Exercise task
Scan the material for the word "период", and copy each line where it shows up.

Saved data entries
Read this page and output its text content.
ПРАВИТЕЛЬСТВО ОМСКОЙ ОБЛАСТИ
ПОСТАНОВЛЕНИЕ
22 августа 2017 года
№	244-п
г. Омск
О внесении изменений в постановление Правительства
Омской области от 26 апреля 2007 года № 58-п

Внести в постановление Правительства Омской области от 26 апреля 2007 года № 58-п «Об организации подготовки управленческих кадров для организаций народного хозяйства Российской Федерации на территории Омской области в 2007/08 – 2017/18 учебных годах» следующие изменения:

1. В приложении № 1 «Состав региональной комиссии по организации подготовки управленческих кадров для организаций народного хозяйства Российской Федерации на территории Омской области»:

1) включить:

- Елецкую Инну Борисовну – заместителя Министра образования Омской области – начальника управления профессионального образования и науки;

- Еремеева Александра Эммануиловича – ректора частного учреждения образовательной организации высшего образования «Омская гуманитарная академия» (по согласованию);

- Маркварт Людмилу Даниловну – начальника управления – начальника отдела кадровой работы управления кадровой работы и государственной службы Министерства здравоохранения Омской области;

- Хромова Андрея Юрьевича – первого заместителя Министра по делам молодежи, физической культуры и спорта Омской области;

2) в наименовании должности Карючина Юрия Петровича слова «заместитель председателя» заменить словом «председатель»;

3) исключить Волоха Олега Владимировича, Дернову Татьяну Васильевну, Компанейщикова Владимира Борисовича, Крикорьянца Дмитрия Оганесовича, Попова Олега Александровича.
...
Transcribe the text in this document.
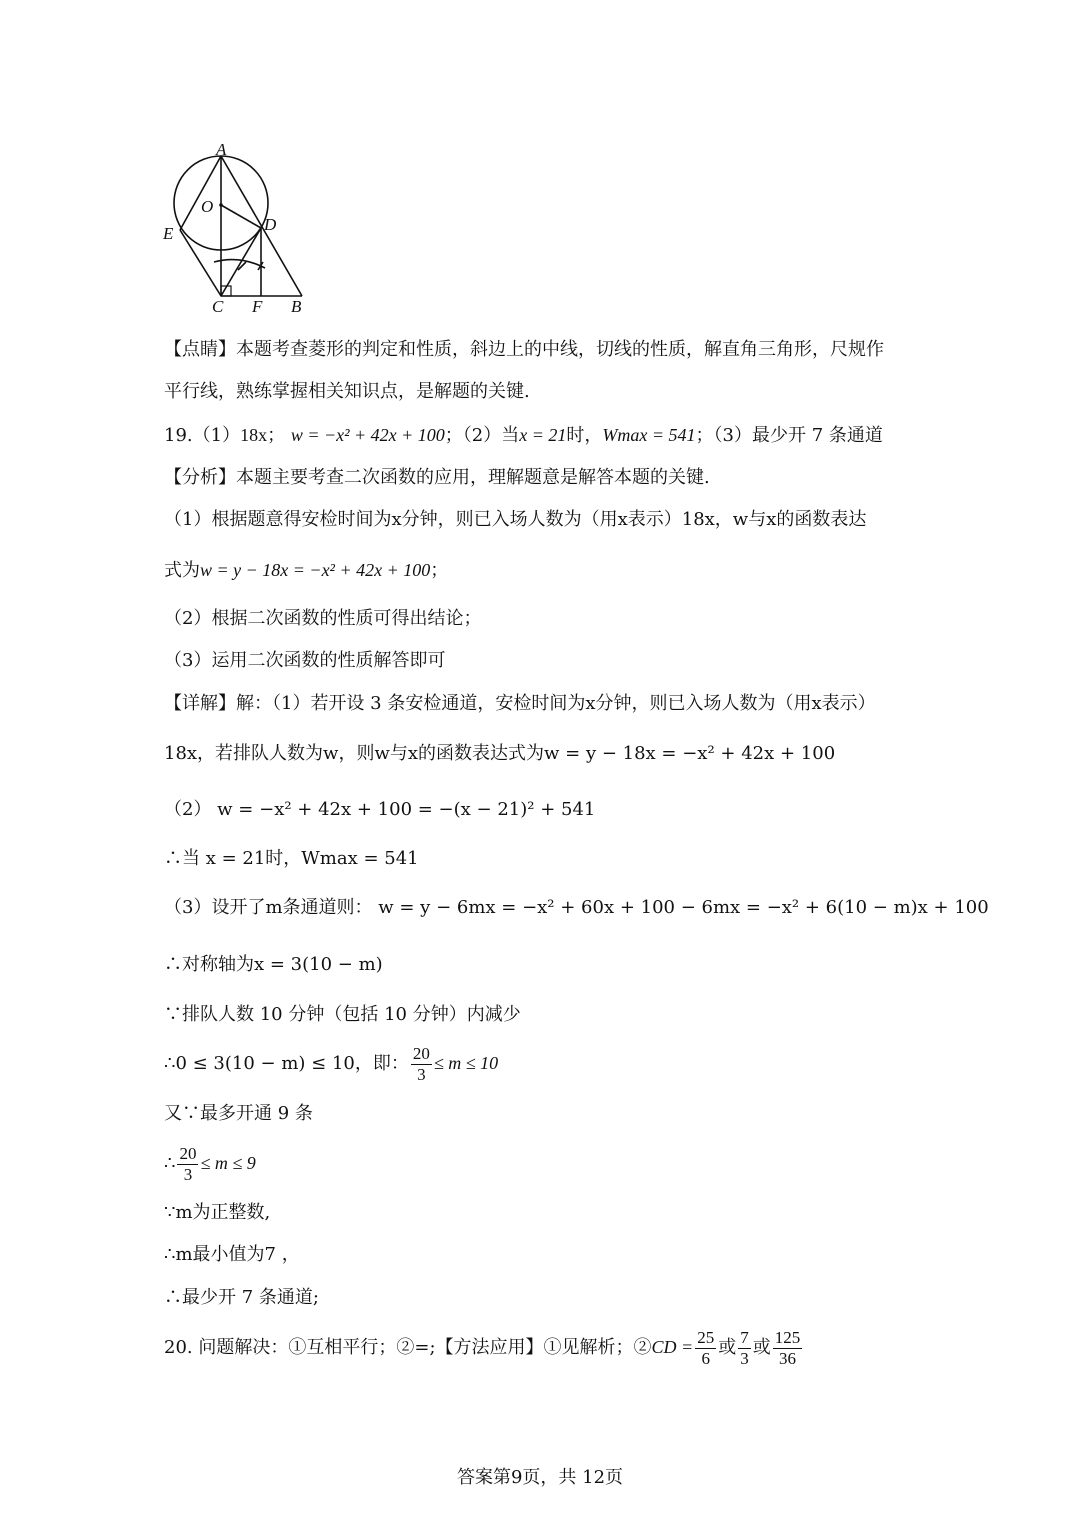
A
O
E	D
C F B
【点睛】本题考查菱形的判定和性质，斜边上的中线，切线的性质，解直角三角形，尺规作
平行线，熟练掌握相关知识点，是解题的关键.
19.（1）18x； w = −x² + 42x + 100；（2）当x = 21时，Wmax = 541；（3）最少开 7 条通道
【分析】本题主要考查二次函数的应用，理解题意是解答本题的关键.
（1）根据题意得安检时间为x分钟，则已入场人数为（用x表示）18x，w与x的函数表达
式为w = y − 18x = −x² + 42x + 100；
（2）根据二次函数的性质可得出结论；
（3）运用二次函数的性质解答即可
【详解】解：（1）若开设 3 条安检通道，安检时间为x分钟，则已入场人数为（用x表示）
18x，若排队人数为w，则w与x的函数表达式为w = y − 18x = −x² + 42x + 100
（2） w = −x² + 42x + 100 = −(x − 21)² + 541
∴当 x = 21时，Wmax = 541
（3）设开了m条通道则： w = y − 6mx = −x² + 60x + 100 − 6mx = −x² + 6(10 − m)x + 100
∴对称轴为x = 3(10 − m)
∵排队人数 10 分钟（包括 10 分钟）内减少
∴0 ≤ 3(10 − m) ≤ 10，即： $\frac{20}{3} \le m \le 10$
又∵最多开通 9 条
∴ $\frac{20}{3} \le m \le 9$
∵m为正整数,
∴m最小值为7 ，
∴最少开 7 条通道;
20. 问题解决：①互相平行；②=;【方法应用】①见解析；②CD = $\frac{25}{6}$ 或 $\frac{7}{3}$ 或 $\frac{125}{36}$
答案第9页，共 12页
...
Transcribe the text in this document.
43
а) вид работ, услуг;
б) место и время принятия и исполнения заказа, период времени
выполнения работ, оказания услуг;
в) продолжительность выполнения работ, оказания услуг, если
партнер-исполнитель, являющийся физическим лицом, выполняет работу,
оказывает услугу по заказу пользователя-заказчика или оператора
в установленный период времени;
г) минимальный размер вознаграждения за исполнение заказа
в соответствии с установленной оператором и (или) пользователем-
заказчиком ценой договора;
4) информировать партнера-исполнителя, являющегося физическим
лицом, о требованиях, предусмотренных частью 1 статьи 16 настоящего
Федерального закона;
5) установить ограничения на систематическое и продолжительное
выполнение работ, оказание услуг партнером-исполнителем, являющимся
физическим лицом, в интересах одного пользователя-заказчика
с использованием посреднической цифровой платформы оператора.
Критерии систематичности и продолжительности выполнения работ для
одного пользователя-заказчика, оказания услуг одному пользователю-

Solution
б) место и время принятия и исполнения заказа, период времени
в установленный период времени;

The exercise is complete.